EXERCISE AIM: Please rewrite the items starting at the very beginning and ending at the line with "- x-tick-label: Glasgow", changing "Migrant workers" to "Foreign-born workers" and leaving everything else the same.
————
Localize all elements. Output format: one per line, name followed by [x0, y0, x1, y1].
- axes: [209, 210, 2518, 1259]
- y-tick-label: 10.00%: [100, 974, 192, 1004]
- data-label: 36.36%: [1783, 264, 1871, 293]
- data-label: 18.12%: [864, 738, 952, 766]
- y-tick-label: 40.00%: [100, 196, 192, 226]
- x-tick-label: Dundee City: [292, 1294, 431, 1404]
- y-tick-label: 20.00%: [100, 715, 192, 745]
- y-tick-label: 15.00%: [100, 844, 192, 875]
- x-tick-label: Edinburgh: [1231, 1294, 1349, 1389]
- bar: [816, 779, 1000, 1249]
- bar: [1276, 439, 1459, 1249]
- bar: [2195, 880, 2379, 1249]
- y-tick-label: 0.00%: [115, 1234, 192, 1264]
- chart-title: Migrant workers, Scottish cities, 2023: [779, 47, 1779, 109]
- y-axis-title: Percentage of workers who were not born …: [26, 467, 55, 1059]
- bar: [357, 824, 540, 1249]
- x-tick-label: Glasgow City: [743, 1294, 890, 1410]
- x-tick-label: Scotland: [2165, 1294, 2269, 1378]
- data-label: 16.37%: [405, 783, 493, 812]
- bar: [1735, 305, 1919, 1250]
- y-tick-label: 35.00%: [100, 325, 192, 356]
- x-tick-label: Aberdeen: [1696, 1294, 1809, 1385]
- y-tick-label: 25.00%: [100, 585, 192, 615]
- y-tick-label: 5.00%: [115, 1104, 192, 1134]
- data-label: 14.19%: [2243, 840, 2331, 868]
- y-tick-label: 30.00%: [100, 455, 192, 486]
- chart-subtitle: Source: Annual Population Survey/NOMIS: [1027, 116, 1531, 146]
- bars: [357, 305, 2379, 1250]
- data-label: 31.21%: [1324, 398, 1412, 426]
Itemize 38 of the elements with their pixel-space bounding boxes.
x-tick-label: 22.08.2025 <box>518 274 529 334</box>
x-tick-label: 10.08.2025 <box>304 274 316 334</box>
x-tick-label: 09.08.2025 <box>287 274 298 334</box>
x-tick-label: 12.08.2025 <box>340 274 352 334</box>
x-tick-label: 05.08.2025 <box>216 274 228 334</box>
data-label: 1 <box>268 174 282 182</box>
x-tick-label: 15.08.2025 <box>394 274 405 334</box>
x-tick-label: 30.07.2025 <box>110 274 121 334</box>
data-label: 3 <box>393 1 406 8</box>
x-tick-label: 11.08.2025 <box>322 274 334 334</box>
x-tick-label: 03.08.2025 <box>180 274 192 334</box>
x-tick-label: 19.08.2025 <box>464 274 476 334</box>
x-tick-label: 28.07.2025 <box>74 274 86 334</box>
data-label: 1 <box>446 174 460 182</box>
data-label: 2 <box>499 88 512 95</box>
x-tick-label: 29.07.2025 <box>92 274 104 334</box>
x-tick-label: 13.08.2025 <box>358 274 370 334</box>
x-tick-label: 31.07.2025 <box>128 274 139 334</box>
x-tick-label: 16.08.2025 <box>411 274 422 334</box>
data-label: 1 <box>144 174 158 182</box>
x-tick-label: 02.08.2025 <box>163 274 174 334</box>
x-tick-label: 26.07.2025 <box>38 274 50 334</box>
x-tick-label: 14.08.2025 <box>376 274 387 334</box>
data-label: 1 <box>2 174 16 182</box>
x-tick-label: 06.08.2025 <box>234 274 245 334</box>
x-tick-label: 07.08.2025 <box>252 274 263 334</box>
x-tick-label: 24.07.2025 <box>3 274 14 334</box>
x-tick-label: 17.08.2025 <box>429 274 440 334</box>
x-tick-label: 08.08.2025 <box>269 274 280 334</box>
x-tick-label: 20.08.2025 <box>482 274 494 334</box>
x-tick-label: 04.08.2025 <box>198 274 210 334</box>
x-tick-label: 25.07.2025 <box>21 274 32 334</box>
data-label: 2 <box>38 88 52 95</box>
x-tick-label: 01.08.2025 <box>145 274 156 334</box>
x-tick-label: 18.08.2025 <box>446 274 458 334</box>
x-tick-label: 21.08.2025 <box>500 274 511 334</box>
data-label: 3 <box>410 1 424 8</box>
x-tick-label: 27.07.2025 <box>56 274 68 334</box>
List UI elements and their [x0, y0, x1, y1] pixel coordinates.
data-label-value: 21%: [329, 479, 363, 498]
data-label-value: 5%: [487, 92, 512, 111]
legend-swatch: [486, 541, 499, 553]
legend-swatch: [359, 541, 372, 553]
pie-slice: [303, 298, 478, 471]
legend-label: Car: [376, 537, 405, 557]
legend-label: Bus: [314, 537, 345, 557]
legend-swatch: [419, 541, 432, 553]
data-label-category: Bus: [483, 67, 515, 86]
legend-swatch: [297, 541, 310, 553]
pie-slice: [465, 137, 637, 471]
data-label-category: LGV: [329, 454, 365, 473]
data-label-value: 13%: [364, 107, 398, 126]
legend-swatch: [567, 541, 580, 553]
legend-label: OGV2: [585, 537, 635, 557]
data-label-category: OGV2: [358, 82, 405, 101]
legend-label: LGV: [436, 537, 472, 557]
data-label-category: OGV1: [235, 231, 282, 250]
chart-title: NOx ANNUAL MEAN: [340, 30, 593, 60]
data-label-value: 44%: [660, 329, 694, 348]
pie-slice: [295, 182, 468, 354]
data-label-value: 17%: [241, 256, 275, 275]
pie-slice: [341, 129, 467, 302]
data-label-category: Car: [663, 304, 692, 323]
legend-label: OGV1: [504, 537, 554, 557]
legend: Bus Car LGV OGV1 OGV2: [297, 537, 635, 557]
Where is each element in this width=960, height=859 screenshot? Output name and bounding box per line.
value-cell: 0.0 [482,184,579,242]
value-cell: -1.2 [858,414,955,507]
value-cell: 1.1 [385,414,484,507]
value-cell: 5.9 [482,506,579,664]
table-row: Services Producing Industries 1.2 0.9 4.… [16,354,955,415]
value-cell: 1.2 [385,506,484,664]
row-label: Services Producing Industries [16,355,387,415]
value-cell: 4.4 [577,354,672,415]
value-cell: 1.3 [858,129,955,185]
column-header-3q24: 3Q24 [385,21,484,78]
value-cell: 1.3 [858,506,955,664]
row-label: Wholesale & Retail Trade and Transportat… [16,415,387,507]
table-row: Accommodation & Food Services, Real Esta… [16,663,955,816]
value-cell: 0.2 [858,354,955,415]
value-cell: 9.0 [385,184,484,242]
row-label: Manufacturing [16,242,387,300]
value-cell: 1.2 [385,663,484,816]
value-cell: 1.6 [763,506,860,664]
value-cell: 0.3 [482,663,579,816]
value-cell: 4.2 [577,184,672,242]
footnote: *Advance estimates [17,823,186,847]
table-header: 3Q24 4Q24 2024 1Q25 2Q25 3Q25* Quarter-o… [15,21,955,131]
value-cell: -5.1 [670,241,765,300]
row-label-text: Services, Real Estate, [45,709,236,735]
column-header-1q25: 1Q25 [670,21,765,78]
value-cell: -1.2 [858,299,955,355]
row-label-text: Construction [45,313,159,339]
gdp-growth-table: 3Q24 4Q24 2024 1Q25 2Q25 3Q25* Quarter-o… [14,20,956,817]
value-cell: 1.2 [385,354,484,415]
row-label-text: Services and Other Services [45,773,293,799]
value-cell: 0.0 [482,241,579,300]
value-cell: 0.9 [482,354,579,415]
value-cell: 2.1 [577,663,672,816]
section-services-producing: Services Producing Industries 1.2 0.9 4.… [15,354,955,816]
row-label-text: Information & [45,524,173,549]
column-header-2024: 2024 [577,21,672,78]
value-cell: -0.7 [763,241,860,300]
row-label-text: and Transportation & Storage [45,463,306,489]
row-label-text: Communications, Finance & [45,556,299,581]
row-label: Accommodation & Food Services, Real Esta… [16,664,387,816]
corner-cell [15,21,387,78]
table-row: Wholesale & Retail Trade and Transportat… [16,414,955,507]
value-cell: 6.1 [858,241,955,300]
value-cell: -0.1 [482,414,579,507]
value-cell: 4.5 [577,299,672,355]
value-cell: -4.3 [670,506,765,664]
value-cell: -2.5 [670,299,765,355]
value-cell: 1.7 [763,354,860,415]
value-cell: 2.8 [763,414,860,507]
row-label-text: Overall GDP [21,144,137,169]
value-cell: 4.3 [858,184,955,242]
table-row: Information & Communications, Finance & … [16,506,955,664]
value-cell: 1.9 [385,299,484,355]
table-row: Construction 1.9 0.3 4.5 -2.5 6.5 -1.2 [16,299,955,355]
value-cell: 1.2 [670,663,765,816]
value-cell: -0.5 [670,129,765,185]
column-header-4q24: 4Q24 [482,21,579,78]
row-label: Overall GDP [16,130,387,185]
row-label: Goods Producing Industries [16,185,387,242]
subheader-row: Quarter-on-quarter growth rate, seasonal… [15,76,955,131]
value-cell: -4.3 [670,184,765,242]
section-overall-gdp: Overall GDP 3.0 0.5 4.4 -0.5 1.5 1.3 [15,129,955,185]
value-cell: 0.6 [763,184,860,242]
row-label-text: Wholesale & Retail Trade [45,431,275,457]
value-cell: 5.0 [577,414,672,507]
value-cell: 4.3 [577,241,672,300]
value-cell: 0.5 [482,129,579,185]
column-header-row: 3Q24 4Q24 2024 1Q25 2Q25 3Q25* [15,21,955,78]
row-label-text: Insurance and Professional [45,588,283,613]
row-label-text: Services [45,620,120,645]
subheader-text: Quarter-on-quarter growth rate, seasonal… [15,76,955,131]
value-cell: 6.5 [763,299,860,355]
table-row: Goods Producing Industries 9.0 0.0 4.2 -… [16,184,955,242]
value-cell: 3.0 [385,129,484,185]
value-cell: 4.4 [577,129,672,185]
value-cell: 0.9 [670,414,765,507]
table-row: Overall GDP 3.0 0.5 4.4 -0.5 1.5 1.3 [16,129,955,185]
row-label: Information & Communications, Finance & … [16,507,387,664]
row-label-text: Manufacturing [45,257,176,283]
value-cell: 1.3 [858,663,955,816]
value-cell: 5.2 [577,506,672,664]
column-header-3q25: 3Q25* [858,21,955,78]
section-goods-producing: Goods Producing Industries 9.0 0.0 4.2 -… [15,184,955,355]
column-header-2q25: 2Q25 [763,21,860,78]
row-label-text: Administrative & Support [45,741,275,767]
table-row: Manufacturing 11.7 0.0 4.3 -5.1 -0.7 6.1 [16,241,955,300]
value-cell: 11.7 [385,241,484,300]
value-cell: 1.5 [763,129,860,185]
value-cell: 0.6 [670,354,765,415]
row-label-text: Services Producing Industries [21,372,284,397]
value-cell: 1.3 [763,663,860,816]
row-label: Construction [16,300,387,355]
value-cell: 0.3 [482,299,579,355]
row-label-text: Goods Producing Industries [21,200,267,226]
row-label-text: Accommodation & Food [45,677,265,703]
————
TASK RESULT:
Localize all elements. Output format: one per line, name followed by [x0, y0, x1, y1].
- axes: [209, 210, 2518, 1259]
- y-tick-label: 10.00%: [100, 974, 192, 1004]
- data-label: 36.36%: [1783, 264, 1871, 293]
- data-label: 18.12%: [864, 738, 952, 766]
- y-tick-label: 40.00%: [100, 196, 192, 226]
- x-tick-label: Dundee City: [292, 1294, 431, 1404]
- y-tick-label: 20.00%: [100, 715, 192, 745]
- y-tick-label: 15.00%: [100, 844, 192, 875]
- x-tick-label: Edinburgh: [1231, 1294, 1349, 1389]
- bar: [816, 779, 1000, 1249]
- bar: [1276, 439, 1459, 1249]
- bar: [2195, 880, 2379, 1249]
- y-tick-label: 0.00%: [115, 1234, 192, 1264]
- chart-title: Foreign-born workers, Scottish cities, 2023: [779, 47, 1779, 109]
- y-axis-title: Percentage of workers who were not born …: [26, 467, 55, 1059]
- bar: [357, 824, 540, 1249]
- x-tick-label: Glasgow City: [743, 1294, 890, 1410]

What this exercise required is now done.